Stored data entries:
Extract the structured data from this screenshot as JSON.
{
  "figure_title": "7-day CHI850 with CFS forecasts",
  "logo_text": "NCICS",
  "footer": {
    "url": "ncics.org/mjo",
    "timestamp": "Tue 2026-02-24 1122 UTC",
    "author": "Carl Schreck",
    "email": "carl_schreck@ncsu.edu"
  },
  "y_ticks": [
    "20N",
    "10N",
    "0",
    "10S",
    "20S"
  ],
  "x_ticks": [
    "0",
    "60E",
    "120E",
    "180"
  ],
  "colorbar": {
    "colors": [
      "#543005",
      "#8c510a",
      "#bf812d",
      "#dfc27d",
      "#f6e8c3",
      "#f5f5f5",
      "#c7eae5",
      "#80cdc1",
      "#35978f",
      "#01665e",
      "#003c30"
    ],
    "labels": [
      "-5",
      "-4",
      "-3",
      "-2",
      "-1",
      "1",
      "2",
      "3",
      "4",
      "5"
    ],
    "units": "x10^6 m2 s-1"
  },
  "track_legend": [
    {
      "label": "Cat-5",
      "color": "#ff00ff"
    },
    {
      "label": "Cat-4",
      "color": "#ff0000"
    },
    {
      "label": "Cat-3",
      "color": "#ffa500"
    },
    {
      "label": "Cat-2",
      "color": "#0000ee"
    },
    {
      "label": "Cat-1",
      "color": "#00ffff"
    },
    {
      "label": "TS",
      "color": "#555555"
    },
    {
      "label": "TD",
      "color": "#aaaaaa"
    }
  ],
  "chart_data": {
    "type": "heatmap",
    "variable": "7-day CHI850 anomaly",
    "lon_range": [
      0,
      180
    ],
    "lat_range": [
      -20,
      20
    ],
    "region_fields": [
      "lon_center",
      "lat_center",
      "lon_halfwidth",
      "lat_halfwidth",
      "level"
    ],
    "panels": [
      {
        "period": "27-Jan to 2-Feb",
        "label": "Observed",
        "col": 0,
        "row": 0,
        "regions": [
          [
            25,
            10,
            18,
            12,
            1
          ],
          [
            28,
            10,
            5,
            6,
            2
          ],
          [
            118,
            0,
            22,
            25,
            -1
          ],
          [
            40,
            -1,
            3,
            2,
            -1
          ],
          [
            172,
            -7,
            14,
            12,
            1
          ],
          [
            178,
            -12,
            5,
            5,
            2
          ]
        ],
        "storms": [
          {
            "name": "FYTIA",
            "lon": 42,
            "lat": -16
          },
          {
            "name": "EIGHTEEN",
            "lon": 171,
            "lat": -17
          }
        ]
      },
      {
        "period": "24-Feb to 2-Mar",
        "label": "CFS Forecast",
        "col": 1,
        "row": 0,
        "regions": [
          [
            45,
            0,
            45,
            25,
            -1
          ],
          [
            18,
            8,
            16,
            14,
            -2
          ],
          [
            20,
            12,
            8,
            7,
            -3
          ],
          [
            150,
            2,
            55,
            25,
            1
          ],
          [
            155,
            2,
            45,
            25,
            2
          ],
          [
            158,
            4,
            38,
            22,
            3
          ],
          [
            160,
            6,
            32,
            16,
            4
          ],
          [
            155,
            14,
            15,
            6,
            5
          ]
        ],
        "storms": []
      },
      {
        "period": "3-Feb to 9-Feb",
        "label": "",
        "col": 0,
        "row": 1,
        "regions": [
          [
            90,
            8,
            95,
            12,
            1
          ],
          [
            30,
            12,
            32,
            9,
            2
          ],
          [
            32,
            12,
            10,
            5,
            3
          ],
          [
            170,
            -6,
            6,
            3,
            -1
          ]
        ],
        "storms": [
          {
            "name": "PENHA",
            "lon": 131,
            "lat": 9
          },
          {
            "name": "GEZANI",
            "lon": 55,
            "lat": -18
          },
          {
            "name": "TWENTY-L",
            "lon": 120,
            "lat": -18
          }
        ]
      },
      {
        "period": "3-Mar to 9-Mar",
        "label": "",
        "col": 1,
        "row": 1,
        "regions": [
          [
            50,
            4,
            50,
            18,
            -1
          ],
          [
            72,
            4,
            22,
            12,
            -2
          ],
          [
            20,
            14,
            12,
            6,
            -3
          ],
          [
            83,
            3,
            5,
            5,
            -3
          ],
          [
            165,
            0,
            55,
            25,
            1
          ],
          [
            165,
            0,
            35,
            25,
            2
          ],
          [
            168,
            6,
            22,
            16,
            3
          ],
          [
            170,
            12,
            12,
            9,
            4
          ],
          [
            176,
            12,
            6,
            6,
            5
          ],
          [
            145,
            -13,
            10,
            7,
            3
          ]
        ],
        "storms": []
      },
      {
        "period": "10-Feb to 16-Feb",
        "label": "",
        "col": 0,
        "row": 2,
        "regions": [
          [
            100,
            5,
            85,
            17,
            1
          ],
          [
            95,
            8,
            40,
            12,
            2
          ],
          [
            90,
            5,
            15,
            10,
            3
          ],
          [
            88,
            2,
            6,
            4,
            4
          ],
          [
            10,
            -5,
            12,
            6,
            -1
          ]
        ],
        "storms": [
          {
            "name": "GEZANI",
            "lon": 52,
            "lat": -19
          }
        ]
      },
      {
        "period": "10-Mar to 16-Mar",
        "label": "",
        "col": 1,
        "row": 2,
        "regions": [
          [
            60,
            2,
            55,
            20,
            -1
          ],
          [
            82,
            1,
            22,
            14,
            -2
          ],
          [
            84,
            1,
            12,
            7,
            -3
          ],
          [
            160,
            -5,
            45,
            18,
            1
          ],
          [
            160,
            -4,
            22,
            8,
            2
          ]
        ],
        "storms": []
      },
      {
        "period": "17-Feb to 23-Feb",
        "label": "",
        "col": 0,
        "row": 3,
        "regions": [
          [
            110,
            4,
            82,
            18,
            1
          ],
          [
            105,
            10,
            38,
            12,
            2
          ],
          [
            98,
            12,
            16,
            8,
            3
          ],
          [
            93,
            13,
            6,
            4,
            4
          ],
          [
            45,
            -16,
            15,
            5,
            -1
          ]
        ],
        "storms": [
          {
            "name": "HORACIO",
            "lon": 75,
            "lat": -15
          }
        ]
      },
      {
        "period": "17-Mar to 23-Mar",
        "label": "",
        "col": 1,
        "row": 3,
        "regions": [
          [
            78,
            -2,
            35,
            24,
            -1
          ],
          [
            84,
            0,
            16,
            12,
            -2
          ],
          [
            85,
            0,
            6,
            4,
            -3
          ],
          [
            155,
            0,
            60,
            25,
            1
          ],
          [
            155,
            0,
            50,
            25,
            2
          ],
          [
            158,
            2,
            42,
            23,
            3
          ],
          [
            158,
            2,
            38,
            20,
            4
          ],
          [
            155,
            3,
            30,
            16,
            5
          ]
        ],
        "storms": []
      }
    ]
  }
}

_Task prompt_
Scan the records above, count the lines with "name" in them, and give only the number.

_Answer to this problem_
7